- [Verilen yönerge 1]
Kemalettin Tuğcu hakkındaki metne göre aşağıdaki soruları yanıtlayın.
(a) Kemalettin Tuğcu hangi tarihte yitirildi?
(b) Yılmaz Erdoğan'ın Yaşayabilme İhtimali adlı şiiri hangi kitabında yer alır?
(c) Tuğcu'nun romanları hangi sevimli film karelerine örnek olarak anılıyor?

-------- Okunacak metin --------

4 Aralık 2008 Perşembe

KEMALETTİN TUĞCU İLE BİR ÇOCUK OKUR OLMAK


KEMALETTİN TUĞCU İLE BİR ÇOCUK OKUR OLMAK
Çocukluğunu/ ilkgençliğini 1960’lı, 1970’li yıllarda yaşayanların vazgeçilmez yol arkadaşlarından birisiydi Kemalettin Tuğcu. Bundan on iki yıl önce, 18 Ekim 1996 tarihinde yitirdiğimiz yazarın, bazen düşlerimizi dolduran gizemli bir okuma yolculuğuna, bazen de Ayşecik gibi sevimli film karelerine dönüşen romanları, ilginç kapaklarıyla, illüstrasyonlarıyla, afişleriyle bir döneme ciddi anlamda damgasını vurmuş birer popüler kültür yapıtıydı. Kemalettin Tuğcu, yalnızca yazınsal değil; aynı zamanda toplumsal bir fenomenin adıydı. Bu adın çevresinde oluşan büyülü bir hale vardı sanki. “Kemalettin Tuğcu okumak” şeklinde bir deyiş de dolaşırdı dillerde. Yılmaz Erdoğan, Kayıp Kentin Yakışıklısı kitabında yer alan Yaşayabilme İhtimali adlı ünlü şiirinde “Bizim Kemalettin Tuğcularımız vardı” diyerek, onun, bir dönemin çocuk ve ergenlerinin duyarlılığını oluşturan, onların iç dünyalarında derin izler bırakan bir yazar oluşuna göndermede bulunmaktadır. Bir bakıma, “insan, okuduklarının ve yaşadıklarının bir toplamı” değil midir?

-------- Saklanan kayıtlar --------

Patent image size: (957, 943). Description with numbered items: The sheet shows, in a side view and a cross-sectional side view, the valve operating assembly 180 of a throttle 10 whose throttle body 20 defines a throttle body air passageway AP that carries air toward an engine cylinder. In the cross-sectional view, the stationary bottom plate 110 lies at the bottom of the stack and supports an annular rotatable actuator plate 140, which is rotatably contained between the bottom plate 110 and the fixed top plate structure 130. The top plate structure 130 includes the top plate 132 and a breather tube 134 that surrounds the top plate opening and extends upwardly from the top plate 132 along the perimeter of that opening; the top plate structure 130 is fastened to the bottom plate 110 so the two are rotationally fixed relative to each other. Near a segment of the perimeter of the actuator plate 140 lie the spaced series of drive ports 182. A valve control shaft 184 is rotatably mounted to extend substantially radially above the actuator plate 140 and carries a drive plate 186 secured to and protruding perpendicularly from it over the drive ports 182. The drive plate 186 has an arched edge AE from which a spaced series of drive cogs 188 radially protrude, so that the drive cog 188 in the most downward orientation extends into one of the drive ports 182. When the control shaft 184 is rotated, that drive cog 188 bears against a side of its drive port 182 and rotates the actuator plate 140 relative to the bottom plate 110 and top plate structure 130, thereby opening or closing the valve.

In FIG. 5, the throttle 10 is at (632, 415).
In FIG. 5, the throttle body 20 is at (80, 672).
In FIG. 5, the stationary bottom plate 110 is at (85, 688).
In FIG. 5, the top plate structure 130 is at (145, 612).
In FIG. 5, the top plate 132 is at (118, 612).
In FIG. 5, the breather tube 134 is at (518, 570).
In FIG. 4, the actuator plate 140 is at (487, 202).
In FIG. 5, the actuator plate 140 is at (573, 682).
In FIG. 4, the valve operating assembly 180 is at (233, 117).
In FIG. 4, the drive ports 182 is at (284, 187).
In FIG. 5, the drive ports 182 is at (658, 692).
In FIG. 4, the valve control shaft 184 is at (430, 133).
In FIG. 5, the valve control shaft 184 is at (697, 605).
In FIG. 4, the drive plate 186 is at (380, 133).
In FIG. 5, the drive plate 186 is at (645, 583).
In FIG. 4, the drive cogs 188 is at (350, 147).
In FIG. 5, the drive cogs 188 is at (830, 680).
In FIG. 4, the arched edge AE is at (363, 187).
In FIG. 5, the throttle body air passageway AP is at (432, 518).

--------

- [Verilen yönerge 2]
Kayıtlardaki satırları aynen yeniden yazın. Kayıtların ilk satırından başlayın ve "In FIG. 5, the valve" ifadesini içeren satırı da yazıp orada durun.

- [Alıştırma sonucu 1]
(a) 18 Ekim 1996
(b) Kayıp Kentin Yakışıklısı
(c) Ayşecik

- [Alıştırma sonucu 2]
Patent image size: (957, 943). Description with numbered items: The sheet shows, in a side view and a cross-sectional side view, the valve operating assembly 180 of a throttle 10 whose throttle body 20 defines a throttle body air passageway AP that carries air toward an engine cylinder. In the cross-sectional view, the stationary bottom plate 110 lies at the bottom of the stack and supports an annular rotatable actuator plate 140, which is rotatably contained between the bottom plate 110 and the fixed top plate structure 130. The top plate structure 130 includes the top plate 132 and a breather tube 134 that surrounds the top plate opening and extends upwardly from the top plate 132 along the perimeter of that opening; the top plate structure 130 is fastened to the bottom plate 110 so the two are rotationally fixed relative to each other. Near a segment of the perimeter of the actuator plate 140 lie the spaced series of drive ports 182. A valve control shaft 184 is rotatably mounted to extend substantially radially above the actuator plate 140 and carries a drive plate 186 secured to and protruding perpendicularly from it over the drive ports 182. The drive plate 186 has an arched edge AE from which a spaced series of drive cogs 188 radially protrude, so that the drive cog 188 in the most downward orientation extends into one of the drive ports 182. When the control shaft 184 is rotated, that drive cog 188 bears against a side of its drive port 182 and rotates the actuator plate 140 relative to the bottom plate 110 and top plate structure 130, thereby opening or closing the valve.

In FIG. 5, the throttle 10 is at (632, 415).
In FIG. 5, the throttle body 20 is at (80, 672).
In FIG. 5, the stationary bottom plate 110 is at (85, 688).
In FIG. 5, the top plate structure 130 is at (145, 612).
In FIG. 5, the top plate 132 is at (118, 612).
In FIG. 5, the breather tube 134 is at (518, 570).
In FIG. 4, the actuator plate 140 is at (487, 202).
In FIG. 5, the actuator plate 140 is at (573, 682).
In FIG. 4, the valve operating assembly 180 is at (233, 117).
In FIG. 4, the drive ports 182 is at (284, 187).
In FIG. 5, the drive ports 182 is at (658, 692).
In FIG. 4, the valve control shaft 184 is at (430, 133).
In FIG. 5, the valve control shaft 184 is at (697, 605).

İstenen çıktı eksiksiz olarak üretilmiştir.